» 提示された文章:
┌──

身につけた知識は高齢者自身やその家族だけでなく、自分自身や周囲のスタッフのストレスケアに役立てることができるのも魅力です。

受験資格は?

受験票とカレンダー

「高齢者ケアストレスカウンセラー」を取得するためには、同じ団体が認定する「ケアストレスカウンセラー」資格を取得している必要があります。この資格でまず心のケアについての基礎部分を学習し、さらに「高齢者ケアストレスカウンセラー」で専門性を高めるという形になっています。

この2つの資格は併願して同時に受験することもできます。ただし「ケアストレスカウンセラー」に落ちてしまうと、「高齢者ケアストレスカウンセラー」だけ合格点に達していても合格にはなりませんので注意が必要。受験資格については、どちらも18才以上であれば誰でも受験が可能。入り口のハードルは低い資格といえるでしょう。

どんな知識が身につく?

参考書で勉強する女性

◆ケアストレスカウンセラー

心理学や精神医学の基礎知識、コミュニケーションの基礎知識を学ぶことができます。学習は公式テキストの内容に沿って進めていきます。

【ケアストレスカウンセラー 公式テキスト目次】

  1. こころって、何だろう? ―心理学の基本を知ろう―
  2. こころの健康って、何だろう? ―精神医学の基本を知ろう―
  3. こころの病って、どんなものだろう? ―主なメンタル疾患の基本と対策を知ろう―
  4. 人と人のかかわりって、何だろう? ―対人コミュニケーションの基本を知ろう―
  5. ストレスって、何だろう? ―ストレス対処法の基本を知ろう―

◆高齢者ケアストレスカウンセラー

こちらも公式テキストが学習の中心。高齢者のストレス・マネジメントに関する知識や技術、高齢者とのコミュニケーション技術、高齢者のメンタル疾患などについての知識を深めていきます。

【高齢者ケアストレスカウンセラー 公式テキスト目次】

  1. 高齢者とストレス
  2. ストレスに強くなる
  3. 高齢期におけるコミュニケーション
  4. 自宅でできるリラクゼーション
  5. 老いの心理と高齢者ケアの現状
  6. 起こりうる高齢者と家族の心の病とその予防

テキストや試験を通じた学びだけでは物足りない人、もっとカウンセリング技術を磨きたい人のために、資格取得者を対象にした実技研修も定期的に行われています。資格取得後も、実践練習を通じてカウンセリングや傾聴のスキルを深めていけるのもポイントです。

ケアストレスカウンセラー各種実技研修のご案内(一般財団法人 職業技能振興会HP)

試験の方式・難易度は?

└──

» 作業内容:
**A.** 高齢者ケアストレスカウンセラーに関する文章のうち、「こちらも公式テキストが学習の」を含む語句で始まり「めていけるのもポイントです。」で終わる部分を書き直してください。その際、「実技研修」を「実習講座」に置き換えてください。
**B.** 高齢者ケアストレスカウンセラーに関する文章によると、2つの資格を受験するための年齢条件は何ですか。

保存済みデータ
┌──

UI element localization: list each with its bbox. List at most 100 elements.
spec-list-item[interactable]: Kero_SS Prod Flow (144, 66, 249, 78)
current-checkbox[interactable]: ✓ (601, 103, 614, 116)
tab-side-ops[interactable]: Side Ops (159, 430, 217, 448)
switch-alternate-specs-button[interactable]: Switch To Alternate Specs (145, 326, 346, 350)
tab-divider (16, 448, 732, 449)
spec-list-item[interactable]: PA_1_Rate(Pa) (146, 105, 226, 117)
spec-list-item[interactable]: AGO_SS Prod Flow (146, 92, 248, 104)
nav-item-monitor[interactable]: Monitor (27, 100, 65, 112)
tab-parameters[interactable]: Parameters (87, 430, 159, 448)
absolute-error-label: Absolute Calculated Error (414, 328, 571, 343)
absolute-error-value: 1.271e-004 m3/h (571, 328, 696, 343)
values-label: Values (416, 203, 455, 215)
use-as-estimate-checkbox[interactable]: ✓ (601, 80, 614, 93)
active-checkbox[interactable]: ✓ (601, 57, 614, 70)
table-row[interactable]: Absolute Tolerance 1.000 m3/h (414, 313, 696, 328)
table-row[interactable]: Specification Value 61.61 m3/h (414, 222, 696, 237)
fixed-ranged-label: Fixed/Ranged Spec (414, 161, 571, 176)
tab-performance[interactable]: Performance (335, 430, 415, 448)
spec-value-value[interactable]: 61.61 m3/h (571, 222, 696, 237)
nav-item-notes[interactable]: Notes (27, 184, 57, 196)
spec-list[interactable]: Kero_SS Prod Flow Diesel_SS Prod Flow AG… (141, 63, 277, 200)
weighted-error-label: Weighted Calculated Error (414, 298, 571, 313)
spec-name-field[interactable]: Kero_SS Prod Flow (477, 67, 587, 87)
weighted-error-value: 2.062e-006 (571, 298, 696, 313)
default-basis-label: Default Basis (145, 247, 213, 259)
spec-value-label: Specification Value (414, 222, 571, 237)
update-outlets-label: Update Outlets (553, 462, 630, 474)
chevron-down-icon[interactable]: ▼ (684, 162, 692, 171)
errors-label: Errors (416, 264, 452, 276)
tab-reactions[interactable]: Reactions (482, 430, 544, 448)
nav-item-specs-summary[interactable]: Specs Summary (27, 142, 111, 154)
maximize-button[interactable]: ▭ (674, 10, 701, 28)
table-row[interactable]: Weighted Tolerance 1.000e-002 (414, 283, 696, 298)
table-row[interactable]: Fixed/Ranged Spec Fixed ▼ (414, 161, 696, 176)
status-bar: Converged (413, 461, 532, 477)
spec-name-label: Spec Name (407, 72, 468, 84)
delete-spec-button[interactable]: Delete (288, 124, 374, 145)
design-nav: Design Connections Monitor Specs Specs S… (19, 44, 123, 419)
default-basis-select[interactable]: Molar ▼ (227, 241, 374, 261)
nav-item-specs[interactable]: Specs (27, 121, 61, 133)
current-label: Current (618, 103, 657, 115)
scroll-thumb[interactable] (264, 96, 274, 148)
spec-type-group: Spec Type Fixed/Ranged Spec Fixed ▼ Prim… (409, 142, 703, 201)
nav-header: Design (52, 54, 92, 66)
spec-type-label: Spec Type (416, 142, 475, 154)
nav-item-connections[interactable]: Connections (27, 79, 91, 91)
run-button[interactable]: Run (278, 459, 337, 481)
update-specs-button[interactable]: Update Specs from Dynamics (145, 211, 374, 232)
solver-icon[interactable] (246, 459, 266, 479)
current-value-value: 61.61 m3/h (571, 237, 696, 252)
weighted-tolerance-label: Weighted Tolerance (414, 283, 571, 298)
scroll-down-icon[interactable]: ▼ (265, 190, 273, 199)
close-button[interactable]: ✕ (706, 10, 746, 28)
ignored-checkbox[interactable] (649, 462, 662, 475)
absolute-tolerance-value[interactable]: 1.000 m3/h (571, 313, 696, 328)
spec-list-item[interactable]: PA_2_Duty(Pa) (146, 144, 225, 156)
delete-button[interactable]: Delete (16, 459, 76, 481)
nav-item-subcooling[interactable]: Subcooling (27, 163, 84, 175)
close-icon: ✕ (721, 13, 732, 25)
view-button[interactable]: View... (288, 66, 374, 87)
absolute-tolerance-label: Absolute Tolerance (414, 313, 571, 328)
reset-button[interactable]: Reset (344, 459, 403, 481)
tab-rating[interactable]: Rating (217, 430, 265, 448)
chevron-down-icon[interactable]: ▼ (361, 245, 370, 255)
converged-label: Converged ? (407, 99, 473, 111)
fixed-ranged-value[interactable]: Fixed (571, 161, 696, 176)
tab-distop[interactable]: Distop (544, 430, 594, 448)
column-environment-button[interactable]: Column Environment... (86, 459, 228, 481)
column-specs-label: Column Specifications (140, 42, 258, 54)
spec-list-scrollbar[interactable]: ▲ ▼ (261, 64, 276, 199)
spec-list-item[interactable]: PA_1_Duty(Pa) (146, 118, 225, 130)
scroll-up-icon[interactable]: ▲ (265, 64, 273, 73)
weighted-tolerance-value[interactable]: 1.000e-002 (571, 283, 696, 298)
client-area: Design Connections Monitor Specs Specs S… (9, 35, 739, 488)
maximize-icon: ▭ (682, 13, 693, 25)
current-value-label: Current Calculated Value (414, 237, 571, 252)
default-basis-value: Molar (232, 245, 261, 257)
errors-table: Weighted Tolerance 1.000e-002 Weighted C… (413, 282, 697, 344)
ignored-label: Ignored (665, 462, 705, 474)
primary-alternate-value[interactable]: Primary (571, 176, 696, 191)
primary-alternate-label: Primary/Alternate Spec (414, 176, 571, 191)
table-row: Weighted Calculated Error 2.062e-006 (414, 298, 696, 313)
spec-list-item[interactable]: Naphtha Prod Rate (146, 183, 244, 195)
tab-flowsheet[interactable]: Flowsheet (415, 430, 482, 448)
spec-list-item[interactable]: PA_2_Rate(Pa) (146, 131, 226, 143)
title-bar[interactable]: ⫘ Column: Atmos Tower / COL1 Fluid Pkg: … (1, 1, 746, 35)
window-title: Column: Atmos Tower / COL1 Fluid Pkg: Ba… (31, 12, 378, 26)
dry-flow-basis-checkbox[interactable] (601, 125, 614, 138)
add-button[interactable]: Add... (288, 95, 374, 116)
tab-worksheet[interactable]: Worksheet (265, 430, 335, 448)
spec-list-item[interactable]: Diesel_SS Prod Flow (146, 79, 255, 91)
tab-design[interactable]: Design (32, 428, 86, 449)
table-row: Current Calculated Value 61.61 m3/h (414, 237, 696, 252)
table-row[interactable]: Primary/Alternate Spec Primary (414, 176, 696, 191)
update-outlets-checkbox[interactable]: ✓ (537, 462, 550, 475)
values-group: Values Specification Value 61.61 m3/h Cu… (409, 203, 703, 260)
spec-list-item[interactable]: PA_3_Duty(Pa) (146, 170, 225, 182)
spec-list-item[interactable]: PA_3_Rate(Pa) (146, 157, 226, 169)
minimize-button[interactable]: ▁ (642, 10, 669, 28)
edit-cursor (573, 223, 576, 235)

└──

» 各作業の回答:
**A.**
こちらも公式テキストが学習の中心。高齢者のストレス・マネジメントに関する知識や技術、高齢者とのコミュニケーション技術、高齢者のメンタル疾患などについての知識を深めていきます。

【高齢者ケアストレスカウンセラー 公式テキスト目次】

  1. 高齢者とストレス
  2. ストレスに強くなる
  3. 高齢期におけるコミュニケーション
  4. 自宅でできるリラクゼーション
  5. 老いの心理と高齢者ケアの現状
  6. 起こりうる高齢者と家族の心の病とその予防

テキストや試験を通じた学びだけでは物足りない人、もっとカウンセリング技術を磨きたい人のために、資格取得者を対象にした実習講座も定期的に行われています。資格取得後も、実践練習を通じてカウンセリングや傾聴のスキルを深めていけるのもポイントです。

**B.** どちらの資格も、18才以上であれば誰でも受験できます。